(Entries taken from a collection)
----

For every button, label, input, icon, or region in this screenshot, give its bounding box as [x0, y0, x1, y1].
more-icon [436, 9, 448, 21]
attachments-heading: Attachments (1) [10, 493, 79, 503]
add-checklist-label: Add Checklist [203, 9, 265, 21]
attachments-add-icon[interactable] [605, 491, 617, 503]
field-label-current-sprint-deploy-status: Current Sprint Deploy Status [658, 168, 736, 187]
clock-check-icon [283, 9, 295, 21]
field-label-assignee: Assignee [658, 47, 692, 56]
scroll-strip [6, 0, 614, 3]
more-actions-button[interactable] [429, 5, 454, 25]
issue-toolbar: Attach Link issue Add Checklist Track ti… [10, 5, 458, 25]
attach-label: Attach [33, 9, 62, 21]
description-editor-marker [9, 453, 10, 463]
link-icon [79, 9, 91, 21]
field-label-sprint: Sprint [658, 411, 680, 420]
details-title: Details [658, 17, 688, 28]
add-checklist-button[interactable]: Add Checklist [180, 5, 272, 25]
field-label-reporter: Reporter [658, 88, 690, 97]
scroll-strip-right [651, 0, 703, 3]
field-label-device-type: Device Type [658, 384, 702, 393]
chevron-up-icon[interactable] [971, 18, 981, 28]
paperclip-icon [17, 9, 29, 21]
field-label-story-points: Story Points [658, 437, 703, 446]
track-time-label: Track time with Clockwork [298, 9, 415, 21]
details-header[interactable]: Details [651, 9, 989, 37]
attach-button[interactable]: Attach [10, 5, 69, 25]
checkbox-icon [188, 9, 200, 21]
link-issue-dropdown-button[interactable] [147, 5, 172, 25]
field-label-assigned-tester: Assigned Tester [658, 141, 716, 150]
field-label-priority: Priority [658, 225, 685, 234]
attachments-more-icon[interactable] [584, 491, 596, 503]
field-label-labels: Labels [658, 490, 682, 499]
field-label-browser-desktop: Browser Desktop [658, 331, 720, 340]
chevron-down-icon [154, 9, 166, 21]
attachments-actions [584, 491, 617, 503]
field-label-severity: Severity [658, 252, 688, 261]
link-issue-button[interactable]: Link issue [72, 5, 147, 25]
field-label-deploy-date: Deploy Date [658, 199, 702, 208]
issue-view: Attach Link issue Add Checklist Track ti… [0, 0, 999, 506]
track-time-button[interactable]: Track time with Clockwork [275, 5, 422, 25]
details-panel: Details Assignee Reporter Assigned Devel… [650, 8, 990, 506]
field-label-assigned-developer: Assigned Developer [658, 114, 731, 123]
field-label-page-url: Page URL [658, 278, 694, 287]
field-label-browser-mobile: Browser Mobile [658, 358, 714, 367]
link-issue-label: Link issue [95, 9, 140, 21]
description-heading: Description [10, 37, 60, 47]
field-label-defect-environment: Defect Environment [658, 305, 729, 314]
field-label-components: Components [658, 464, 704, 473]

----

— Exercise details —
Repeat the items word for word, from the first line through the line that contains "details-panel: Details Assignee", including both of those lines.

— Response to the exercise —
For every button, label, input, icon, or region in this screenshot, give its bounding box as [x0, y0, x1, y1].
more-icon [436, 9, 448, 21]
attachments-heading: Attachments (1) [10, 493, 79, 503]
add-checklist-label: Add Checklist [203, 9, 265, 21]
attachments-add-icon[interactable] [605, 491, 617, 503]
field-label-current-sprint-deploy-status: Current Sprint Deploy Status [658, 168, 736, 187]
clock-check-icon [283, 9, 295, 21]
field-label-assignee: Assignee [658, 47, 692, 56]
scroll-strip [6, 0, 614, 3]
more-actions-button[interactable] [429, 5, 454, 25]
issue-toolbar: Attach Link issue Add Checklist Track ti… [10, 5, 458, 25]
attach-label: Attach [33, 9, 62, 21]
description-editor-marker [9, 453, 10, 463]
link-icon [79, 9, 91, 21]
field-label-sprint: Sprint [658, 411, 680, 420]
details-title: Details [658, 17, 688, 28]
add-checklist-button[interactable]: Add Checklist [180, 5, 272, 25]
field-label-reporter: Reporter [658, 88, 690, 97]
scroll-strip-right [651, 0, 703, 3]
field-label-device-type: Device Type [658, 384, 702, 393]
chevron-up-icon[interactable] [971, 18, 981, 28]
paperclip-icon [17, 9, 29, 21]
field-label-story-points: Story Points [658, 437, 703, 446]
track-time-label: Track time with Clockwork [298, 9, 415, 21]
details-header[interactable]: Details [651, 9, 989, 37]
attach-button[interactable]: Attach [10, 5, 69, 25]
checkbox-icon [188, 9, 200, 21]
link-issue-dropdown-button[interactable] [147, 5, 172, 25]
field-label-assigned-tester: Assigned Tester [658, 141, 716, 150]
field-label-priority: Priority [658, 225, 685, 234]
attachments-more-icon[interactable] [584, 491, 596, 503]
field-label-labels: Labels [658, 490, 682, 499]
field-label-browser-desktop: Browser Desktop [658, 331, 720, 340]
chevron-down-icon [154, 9, 166, 21]
attachments-actions [584, 491, 617, 503]
field-label-severity: Severity [658, 252, 688, 261]
link-issue-button[interactable]: Link issue [72, 5, 147, 25]
field-label-deploy-date: Deploy Date [658, 199, 702, 208]
issue-view: Attach Link issue Add Checklist Track ti… [0, 0, 999, 506]
track-time-button[interactable]: Track time with Clockwork [275, 5, 422, 25]
details-panel: Details Assignee Reporter Assigned Devel… [650, 8, 990, 506]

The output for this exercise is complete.